(Dataset records)

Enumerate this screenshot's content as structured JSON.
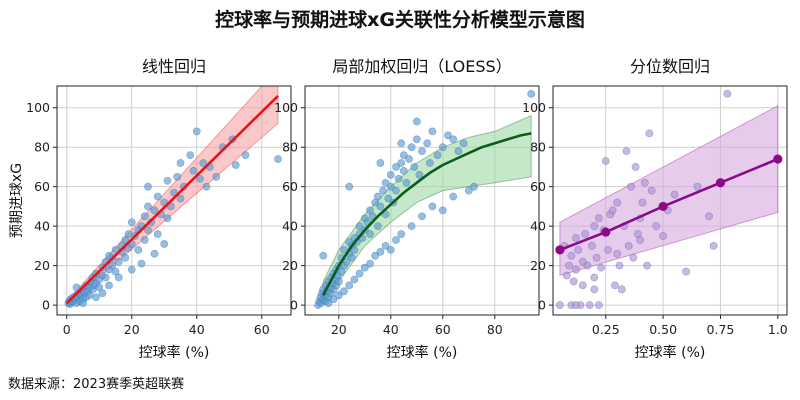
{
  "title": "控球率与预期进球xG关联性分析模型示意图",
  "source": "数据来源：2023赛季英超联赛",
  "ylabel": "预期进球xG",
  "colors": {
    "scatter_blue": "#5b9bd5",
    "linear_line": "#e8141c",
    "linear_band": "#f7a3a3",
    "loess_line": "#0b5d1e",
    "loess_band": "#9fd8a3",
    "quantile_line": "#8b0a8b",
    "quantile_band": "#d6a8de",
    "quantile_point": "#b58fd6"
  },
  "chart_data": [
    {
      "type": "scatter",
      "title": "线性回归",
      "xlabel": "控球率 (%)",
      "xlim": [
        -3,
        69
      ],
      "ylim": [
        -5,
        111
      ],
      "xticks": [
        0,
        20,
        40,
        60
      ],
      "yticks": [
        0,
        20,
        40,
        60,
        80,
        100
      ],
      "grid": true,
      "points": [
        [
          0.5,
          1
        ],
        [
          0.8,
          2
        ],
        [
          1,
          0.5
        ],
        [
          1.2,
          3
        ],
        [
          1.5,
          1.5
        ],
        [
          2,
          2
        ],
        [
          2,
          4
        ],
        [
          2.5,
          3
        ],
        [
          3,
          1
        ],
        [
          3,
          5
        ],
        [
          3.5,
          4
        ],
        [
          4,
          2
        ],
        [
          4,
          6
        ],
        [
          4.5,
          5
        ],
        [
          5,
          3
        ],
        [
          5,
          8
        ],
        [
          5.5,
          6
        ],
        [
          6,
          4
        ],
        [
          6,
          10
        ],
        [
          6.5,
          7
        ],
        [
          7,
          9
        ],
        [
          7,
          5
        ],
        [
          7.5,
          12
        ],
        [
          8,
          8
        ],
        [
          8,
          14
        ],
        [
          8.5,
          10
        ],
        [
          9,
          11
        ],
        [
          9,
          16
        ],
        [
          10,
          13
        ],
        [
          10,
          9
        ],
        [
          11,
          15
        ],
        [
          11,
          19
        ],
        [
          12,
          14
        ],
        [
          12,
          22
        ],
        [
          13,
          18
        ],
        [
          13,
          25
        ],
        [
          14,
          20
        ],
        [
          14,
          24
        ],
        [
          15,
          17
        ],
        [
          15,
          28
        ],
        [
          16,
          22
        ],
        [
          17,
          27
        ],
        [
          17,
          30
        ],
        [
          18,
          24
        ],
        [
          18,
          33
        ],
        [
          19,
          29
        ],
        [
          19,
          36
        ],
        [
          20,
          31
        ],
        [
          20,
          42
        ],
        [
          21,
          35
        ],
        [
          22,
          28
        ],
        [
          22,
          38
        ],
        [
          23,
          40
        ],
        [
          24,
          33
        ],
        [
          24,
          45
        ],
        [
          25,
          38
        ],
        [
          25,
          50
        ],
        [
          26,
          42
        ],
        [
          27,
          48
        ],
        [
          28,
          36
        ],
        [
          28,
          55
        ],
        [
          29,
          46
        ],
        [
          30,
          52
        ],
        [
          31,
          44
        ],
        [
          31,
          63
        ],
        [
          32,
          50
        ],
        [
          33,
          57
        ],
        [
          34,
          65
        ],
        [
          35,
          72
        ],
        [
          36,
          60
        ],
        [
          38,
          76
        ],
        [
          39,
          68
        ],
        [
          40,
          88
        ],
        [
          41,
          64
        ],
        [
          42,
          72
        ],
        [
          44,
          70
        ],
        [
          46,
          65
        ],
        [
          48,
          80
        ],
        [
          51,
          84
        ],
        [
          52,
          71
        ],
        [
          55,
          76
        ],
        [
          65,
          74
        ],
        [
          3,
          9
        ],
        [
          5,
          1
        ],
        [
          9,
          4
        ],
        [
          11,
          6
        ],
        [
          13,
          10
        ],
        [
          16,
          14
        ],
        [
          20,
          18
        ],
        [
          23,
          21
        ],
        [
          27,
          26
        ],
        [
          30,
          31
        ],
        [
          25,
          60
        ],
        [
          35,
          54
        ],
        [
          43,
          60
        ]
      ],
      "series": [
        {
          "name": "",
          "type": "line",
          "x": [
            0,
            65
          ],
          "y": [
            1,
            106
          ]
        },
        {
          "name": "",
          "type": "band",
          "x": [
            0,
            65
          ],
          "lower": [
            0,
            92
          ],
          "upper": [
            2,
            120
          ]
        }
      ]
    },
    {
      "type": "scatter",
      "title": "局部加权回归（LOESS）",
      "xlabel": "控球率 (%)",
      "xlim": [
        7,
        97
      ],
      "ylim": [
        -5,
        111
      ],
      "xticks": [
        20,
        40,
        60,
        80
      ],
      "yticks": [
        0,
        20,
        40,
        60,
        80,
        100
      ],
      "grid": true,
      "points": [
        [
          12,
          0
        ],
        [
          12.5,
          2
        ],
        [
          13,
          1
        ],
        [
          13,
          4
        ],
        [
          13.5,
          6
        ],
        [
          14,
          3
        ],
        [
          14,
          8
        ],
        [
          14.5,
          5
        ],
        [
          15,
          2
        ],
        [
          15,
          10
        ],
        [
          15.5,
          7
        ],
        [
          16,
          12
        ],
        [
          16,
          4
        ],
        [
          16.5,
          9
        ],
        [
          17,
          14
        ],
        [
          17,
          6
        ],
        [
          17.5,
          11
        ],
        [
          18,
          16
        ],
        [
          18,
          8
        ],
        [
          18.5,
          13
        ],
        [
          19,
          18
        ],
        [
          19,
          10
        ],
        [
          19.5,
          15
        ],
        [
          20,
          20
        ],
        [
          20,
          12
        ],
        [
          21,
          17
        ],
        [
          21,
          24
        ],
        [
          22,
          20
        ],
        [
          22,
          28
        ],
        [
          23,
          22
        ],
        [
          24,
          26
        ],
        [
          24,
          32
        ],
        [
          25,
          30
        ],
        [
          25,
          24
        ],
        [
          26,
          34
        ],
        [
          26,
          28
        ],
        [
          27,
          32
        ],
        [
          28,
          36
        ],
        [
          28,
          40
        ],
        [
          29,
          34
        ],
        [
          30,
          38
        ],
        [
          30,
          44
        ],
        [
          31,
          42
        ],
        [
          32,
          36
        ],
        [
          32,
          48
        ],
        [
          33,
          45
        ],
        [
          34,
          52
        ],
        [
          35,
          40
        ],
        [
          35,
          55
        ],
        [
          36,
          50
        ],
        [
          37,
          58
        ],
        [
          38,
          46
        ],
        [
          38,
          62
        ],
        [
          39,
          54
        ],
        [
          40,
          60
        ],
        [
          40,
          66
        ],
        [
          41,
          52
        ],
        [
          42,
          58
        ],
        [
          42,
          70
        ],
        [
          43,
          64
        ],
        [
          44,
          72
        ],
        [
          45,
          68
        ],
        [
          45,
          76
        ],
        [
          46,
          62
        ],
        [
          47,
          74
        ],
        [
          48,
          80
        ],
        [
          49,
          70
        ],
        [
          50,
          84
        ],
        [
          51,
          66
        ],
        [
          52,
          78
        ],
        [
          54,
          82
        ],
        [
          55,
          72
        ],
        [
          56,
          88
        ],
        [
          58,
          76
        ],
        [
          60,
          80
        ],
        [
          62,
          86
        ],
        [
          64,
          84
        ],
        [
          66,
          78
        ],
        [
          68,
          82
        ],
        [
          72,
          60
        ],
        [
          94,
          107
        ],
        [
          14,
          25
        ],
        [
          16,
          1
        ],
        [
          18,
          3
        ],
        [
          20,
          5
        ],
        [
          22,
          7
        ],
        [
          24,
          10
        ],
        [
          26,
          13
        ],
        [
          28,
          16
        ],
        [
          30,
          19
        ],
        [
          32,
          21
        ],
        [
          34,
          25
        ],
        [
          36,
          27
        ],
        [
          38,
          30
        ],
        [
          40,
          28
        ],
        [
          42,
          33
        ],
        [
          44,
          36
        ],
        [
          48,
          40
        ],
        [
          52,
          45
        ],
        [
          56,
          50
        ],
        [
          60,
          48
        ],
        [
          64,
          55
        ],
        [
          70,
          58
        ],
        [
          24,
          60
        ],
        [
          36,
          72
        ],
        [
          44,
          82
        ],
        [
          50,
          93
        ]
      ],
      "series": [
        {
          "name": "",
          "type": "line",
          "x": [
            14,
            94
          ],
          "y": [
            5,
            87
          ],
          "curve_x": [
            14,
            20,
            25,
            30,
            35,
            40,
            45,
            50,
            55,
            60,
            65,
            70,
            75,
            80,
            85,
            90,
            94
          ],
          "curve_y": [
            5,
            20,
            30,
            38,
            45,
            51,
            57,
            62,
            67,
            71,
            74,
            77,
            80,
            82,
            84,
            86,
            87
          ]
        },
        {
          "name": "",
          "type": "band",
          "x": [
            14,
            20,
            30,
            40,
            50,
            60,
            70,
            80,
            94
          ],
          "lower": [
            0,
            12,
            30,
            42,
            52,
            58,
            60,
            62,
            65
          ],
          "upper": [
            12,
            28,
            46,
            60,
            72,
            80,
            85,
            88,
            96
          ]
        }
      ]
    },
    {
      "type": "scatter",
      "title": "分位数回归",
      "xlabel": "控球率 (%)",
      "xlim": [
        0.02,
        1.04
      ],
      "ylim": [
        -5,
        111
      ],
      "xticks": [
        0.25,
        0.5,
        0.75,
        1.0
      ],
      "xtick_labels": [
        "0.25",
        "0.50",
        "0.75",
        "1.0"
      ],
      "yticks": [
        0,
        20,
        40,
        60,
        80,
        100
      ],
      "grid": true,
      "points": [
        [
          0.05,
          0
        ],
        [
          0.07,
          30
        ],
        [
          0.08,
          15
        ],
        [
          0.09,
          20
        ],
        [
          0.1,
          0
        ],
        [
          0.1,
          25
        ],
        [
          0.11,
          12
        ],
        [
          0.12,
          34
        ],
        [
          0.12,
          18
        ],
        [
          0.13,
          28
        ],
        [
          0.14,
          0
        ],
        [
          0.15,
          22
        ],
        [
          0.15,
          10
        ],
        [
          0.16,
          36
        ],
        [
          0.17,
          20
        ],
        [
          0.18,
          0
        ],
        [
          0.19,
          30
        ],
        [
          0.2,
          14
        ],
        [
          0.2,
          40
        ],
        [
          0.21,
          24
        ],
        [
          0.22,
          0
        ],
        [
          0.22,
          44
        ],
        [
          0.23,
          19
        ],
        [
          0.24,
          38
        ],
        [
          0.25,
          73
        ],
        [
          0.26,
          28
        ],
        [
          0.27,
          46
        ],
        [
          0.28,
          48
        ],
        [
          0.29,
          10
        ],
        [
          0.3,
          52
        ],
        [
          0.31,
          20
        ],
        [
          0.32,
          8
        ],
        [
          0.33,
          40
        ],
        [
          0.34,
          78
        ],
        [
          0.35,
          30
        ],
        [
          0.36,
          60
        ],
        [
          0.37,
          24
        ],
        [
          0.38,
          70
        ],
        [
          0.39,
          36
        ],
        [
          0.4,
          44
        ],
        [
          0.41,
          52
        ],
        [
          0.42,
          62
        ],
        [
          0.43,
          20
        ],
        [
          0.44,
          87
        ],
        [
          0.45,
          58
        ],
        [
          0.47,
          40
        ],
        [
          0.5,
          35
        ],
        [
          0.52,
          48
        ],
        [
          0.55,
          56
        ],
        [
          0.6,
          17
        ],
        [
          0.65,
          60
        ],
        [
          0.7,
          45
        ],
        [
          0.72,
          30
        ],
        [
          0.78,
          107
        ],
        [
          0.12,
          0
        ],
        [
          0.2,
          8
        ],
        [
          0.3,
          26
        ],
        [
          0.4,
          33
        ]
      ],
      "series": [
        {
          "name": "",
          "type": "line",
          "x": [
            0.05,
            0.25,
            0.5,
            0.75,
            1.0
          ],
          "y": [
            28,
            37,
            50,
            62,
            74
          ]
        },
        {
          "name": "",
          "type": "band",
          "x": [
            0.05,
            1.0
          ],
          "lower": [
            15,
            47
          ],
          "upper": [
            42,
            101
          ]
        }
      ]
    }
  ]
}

* * *

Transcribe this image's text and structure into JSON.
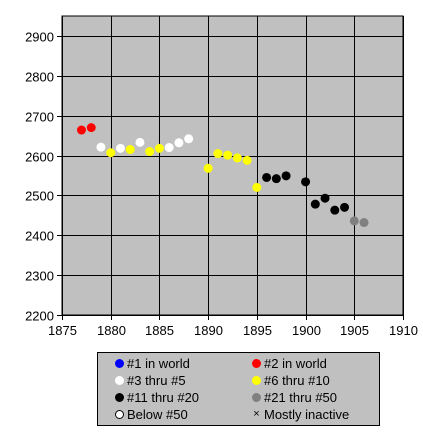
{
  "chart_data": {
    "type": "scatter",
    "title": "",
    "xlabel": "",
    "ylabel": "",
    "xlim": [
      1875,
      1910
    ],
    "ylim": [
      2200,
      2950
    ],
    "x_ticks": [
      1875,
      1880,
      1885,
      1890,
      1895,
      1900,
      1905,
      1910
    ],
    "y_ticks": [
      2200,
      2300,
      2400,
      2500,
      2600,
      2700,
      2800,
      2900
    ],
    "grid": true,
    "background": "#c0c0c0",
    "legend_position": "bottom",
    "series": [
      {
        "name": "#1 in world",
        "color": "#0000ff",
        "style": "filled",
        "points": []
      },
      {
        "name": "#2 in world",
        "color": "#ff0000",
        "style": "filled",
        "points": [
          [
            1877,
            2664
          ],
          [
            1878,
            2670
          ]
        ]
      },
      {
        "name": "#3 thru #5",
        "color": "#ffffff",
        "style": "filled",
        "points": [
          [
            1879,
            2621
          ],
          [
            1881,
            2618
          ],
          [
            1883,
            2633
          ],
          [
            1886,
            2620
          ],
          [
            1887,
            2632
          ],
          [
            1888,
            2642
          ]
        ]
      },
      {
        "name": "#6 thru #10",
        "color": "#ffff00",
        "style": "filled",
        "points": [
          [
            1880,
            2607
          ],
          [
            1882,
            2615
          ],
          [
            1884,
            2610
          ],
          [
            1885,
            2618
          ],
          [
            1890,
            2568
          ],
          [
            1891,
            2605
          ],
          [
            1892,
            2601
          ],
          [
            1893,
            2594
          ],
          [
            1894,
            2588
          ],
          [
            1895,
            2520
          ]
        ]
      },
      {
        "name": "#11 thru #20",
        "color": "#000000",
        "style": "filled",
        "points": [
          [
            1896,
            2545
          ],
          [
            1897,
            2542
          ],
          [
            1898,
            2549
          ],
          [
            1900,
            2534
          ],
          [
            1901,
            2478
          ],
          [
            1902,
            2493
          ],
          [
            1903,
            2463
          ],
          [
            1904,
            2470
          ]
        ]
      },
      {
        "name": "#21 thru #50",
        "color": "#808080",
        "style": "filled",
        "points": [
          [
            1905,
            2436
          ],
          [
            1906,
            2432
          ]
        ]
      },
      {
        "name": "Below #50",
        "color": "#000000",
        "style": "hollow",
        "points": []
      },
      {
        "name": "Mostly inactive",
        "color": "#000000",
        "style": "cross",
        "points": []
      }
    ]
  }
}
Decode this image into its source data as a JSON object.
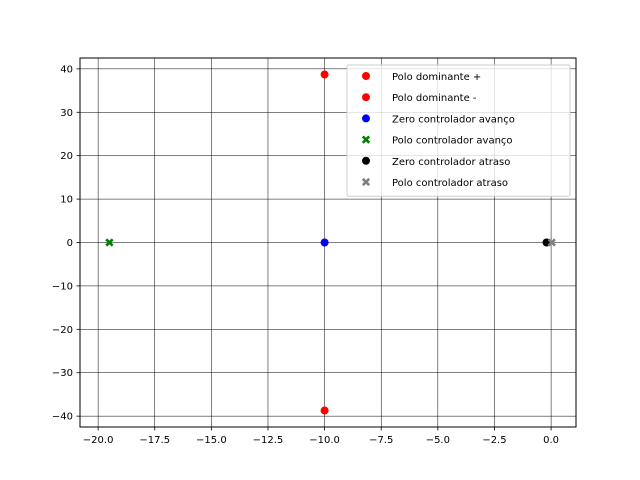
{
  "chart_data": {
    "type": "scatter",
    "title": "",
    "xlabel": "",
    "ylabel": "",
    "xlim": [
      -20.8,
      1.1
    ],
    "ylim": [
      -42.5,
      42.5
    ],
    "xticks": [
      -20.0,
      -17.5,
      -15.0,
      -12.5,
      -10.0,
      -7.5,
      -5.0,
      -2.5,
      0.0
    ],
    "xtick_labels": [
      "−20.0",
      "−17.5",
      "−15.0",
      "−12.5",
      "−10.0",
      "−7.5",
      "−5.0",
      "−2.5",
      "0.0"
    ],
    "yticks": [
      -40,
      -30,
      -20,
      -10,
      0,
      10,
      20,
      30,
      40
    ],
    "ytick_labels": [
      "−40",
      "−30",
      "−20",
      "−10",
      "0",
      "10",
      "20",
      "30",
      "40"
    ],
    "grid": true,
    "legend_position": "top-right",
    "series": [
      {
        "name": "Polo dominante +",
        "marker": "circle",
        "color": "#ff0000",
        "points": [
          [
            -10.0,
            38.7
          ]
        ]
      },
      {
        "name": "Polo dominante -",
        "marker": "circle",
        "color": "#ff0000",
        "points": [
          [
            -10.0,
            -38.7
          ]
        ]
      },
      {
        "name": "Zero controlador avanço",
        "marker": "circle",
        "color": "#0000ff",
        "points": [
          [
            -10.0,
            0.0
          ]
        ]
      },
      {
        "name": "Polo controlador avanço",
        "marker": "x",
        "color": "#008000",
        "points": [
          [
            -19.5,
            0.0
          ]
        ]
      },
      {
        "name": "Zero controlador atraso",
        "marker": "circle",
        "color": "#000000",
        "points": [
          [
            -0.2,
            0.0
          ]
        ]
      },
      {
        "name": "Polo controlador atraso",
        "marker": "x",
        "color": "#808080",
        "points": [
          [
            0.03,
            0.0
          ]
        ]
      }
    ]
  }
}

▶ AIM
Give only the count of lines in this material that contain the string "dominante".

▶ EXERCISE SOLUTION
2